= The task =
From the entries below, copy out every line with "series" in it.

= Listed records =
****************

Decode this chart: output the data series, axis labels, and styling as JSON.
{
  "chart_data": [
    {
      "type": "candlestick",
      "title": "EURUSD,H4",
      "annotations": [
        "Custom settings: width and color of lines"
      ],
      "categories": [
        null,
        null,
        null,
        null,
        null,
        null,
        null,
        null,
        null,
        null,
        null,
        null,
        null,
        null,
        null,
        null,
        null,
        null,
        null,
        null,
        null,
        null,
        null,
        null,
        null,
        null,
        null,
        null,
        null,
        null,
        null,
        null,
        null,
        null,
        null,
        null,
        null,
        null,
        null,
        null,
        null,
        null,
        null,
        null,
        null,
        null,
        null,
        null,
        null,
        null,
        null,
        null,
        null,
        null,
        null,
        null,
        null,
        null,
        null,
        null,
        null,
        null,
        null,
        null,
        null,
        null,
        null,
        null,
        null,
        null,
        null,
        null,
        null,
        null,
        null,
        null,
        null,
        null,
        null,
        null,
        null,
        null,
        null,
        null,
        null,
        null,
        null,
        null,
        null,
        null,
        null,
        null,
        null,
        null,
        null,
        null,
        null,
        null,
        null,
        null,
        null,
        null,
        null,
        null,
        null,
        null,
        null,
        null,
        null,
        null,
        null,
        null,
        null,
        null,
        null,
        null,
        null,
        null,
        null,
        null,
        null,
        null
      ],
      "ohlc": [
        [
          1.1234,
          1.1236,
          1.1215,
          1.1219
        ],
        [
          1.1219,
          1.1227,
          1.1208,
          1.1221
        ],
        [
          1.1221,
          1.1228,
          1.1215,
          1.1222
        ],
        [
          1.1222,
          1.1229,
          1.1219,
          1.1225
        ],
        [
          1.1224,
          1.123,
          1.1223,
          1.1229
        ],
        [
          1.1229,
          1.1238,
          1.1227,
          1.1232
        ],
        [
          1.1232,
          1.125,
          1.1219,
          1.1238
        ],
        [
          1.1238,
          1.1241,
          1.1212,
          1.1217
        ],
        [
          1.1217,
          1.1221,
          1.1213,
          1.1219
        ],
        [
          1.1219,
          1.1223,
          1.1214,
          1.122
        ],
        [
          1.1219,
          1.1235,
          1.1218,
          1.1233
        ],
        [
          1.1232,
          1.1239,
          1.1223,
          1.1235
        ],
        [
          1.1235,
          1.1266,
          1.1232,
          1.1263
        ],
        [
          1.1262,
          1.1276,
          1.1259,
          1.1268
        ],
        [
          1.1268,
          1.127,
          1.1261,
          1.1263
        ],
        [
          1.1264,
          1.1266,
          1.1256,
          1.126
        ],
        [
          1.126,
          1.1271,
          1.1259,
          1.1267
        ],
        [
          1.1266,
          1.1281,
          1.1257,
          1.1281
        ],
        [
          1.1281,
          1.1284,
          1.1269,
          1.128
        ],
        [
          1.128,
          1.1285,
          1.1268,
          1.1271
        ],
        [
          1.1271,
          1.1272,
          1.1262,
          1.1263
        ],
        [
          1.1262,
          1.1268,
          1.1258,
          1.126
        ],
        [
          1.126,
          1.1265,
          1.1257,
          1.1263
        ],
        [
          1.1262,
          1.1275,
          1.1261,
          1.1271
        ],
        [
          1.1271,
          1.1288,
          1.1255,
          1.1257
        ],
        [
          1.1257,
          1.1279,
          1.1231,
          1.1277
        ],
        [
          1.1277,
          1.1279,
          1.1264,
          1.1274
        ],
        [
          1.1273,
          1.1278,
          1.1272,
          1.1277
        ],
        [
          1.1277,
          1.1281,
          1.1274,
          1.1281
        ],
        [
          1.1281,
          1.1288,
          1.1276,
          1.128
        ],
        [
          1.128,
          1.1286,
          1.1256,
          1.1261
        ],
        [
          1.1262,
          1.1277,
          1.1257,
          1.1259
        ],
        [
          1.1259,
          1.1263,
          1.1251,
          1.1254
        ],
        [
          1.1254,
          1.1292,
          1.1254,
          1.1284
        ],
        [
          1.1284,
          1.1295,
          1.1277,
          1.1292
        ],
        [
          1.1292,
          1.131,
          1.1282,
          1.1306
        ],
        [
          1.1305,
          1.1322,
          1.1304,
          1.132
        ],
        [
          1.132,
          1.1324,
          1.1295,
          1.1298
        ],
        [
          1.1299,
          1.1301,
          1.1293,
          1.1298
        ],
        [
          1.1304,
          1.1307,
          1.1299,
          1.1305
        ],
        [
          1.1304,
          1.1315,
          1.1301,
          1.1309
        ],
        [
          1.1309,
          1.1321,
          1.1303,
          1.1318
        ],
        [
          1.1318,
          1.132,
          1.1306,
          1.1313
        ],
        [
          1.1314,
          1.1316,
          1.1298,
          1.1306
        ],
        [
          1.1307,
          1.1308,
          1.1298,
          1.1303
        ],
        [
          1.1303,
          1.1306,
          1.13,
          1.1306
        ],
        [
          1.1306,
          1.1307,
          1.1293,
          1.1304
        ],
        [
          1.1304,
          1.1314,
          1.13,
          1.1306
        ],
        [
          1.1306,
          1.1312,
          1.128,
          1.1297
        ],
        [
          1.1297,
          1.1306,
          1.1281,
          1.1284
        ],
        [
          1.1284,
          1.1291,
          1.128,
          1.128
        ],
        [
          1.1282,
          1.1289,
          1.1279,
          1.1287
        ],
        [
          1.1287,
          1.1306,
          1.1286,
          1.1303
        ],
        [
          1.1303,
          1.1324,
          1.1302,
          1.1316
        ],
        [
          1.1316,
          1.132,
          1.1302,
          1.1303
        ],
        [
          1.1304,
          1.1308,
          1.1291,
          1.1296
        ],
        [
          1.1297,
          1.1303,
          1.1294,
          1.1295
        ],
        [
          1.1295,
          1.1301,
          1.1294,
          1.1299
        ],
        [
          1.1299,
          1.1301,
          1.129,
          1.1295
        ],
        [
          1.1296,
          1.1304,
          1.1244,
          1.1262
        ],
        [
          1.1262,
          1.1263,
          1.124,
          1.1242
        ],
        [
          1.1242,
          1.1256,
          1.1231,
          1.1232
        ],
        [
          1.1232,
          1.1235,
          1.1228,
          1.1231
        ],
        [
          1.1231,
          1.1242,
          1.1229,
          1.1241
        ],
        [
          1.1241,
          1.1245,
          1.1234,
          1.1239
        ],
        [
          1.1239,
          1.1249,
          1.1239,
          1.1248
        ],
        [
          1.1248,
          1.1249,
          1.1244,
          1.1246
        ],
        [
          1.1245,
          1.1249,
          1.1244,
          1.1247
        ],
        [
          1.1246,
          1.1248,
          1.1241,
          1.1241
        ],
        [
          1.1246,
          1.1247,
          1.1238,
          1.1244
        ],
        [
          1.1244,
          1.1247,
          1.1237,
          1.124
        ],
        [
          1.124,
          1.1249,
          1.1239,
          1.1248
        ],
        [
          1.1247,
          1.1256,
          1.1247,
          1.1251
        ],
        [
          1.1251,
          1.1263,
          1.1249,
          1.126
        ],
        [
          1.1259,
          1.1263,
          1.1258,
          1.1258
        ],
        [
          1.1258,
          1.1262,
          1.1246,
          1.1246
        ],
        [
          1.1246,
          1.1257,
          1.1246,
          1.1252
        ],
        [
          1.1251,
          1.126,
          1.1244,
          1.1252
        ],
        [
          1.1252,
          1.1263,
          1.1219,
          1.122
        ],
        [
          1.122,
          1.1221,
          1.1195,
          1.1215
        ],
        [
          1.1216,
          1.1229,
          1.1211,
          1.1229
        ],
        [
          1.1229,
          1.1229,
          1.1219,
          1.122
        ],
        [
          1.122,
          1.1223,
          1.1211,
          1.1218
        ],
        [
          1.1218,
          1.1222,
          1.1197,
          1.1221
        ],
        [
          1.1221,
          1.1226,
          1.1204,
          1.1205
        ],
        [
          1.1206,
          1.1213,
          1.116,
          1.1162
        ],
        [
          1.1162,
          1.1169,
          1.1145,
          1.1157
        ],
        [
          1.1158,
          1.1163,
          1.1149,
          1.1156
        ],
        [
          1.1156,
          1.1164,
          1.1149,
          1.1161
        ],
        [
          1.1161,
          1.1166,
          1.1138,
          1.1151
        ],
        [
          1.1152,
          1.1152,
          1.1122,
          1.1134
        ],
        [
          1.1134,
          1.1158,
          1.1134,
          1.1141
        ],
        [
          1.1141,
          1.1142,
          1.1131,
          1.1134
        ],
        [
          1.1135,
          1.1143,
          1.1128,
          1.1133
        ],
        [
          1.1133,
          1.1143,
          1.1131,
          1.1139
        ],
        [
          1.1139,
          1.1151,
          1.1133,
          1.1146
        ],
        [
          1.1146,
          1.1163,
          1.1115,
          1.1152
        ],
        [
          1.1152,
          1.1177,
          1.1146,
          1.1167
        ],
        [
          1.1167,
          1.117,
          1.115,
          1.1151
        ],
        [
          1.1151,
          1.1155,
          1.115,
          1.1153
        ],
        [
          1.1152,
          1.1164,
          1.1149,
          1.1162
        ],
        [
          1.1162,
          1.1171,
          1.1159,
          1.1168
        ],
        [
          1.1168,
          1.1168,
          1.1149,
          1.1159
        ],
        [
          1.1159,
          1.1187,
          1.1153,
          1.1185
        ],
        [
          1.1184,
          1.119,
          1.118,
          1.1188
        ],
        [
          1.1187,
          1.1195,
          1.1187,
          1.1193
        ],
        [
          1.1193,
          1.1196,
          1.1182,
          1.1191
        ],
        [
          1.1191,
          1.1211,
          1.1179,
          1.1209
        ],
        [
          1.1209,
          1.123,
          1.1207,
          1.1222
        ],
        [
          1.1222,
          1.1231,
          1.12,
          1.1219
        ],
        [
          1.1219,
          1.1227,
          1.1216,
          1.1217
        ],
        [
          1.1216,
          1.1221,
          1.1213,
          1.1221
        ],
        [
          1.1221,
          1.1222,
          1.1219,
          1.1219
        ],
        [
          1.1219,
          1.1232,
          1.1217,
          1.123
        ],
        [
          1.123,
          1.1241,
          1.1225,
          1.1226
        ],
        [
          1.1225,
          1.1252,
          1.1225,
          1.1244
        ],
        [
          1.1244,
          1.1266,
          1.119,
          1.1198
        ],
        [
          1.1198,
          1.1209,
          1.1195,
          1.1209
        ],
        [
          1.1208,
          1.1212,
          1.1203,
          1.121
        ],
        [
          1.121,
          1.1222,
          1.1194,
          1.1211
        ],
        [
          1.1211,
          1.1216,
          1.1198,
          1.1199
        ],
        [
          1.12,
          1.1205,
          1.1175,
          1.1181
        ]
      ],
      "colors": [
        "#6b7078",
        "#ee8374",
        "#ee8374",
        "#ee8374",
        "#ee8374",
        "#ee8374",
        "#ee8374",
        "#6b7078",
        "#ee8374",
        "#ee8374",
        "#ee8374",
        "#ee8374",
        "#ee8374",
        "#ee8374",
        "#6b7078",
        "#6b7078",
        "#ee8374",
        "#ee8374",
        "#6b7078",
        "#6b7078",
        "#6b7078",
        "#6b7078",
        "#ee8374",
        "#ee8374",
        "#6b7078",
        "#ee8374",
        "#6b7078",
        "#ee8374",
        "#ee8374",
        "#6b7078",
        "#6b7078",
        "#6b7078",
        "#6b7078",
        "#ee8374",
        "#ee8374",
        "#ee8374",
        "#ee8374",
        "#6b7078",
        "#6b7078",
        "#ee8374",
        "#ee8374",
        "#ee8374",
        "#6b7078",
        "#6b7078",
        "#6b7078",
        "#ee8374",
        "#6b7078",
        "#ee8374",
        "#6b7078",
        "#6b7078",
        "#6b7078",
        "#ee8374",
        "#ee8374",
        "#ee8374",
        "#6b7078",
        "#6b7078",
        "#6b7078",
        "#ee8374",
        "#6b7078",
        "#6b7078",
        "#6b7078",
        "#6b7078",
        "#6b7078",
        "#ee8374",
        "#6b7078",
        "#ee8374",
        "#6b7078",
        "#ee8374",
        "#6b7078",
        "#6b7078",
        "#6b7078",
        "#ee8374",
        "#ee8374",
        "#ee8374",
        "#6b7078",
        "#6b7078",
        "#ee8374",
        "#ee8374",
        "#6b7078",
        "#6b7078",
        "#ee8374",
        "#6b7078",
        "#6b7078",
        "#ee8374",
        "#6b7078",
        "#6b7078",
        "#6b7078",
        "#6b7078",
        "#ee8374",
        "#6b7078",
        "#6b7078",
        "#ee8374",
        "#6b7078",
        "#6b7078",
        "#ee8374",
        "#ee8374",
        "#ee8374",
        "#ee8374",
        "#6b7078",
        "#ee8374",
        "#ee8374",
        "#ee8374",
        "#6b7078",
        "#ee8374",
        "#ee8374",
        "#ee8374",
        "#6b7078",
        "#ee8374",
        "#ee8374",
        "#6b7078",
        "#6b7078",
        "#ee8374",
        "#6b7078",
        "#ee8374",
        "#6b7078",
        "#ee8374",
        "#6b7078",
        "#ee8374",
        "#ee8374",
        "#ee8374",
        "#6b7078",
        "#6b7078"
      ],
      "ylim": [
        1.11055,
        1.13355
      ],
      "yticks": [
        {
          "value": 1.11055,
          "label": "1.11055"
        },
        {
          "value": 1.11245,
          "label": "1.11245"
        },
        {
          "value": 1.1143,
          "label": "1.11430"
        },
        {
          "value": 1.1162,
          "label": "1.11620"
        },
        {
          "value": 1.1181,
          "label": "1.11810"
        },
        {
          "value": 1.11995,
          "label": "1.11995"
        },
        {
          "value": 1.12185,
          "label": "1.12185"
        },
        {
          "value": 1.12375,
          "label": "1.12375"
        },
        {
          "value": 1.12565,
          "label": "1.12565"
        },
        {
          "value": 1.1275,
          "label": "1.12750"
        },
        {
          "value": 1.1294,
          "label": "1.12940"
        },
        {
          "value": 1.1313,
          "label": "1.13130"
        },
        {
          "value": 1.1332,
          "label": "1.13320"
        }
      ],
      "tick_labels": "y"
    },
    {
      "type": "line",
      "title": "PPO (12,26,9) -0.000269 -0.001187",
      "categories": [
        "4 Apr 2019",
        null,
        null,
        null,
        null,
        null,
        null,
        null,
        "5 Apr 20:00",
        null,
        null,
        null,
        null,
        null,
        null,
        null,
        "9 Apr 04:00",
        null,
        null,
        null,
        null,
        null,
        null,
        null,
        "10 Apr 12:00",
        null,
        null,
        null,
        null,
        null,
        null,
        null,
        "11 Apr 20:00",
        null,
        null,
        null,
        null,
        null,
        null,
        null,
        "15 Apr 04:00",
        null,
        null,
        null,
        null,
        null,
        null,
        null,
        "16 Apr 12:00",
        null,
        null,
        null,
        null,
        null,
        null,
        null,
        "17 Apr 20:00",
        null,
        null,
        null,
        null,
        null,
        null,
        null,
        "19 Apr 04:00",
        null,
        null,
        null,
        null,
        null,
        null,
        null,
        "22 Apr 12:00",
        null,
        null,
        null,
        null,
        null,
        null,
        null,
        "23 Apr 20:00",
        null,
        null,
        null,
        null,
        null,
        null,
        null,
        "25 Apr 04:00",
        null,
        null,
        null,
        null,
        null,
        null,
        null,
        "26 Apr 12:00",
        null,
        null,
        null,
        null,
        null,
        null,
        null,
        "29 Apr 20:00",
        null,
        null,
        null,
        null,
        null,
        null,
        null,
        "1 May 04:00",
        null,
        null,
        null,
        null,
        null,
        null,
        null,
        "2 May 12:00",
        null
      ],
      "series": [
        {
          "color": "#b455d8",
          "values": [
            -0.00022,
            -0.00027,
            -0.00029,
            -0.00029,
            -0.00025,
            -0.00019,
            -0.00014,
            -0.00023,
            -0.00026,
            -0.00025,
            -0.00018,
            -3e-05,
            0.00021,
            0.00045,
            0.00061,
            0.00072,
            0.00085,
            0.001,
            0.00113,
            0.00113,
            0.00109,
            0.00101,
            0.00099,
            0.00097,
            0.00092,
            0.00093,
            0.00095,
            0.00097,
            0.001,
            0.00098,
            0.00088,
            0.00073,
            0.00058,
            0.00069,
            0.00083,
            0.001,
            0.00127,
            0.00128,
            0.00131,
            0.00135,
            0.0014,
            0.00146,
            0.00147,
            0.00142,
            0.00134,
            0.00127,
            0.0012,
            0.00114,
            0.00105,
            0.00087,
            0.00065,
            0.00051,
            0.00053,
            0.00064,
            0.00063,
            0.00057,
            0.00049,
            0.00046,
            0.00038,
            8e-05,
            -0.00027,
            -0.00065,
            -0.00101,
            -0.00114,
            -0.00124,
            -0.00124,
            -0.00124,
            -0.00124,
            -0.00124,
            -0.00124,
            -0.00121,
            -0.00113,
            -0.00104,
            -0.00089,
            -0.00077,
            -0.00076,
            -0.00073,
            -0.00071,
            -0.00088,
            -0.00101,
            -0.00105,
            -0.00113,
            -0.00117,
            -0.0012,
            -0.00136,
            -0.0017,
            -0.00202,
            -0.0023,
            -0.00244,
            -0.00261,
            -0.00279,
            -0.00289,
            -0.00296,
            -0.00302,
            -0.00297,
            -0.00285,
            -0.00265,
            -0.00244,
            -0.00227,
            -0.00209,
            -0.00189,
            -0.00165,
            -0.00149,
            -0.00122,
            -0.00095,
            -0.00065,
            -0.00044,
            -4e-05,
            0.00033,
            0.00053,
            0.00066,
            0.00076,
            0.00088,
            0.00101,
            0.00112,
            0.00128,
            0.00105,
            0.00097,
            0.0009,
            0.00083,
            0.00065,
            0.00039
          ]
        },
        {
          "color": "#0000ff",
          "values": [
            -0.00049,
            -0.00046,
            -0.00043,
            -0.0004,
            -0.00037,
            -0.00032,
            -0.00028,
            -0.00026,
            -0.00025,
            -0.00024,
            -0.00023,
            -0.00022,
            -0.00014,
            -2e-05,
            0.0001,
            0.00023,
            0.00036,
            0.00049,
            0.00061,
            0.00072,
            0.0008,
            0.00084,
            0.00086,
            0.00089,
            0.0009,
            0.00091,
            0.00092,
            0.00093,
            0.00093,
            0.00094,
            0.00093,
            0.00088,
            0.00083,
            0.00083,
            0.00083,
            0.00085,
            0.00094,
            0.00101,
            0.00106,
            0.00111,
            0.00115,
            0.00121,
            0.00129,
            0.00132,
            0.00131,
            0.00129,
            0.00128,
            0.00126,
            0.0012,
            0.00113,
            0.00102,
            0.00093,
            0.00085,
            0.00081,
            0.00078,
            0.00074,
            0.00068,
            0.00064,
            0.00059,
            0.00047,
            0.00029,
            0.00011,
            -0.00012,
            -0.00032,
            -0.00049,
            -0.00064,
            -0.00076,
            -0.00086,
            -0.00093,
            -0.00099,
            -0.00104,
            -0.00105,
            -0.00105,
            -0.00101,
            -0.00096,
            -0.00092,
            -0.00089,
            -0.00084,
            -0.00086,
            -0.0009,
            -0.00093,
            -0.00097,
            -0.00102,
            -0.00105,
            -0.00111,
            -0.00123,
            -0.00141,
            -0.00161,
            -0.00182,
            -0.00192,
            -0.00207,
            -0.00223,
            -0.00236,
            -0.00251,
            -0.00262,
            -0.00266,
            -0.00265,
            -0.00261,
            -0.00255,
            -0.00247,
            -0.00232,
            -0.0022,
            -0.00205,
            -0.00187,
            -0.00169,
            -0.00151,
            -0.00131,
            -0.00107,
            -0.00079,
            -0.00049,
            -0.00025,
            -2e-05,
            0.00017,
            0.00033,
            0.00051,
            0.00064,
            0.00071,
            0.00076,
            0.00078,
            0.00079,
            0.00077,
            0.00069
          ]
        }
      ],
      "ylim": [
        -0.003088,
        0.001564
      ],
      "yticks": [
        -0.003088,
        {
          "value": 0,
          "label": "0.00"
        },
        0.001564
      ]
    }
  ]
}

****************

= The completed task =
Decode this chart: output the data series, axis labels, and styling as JSON.
      "series": [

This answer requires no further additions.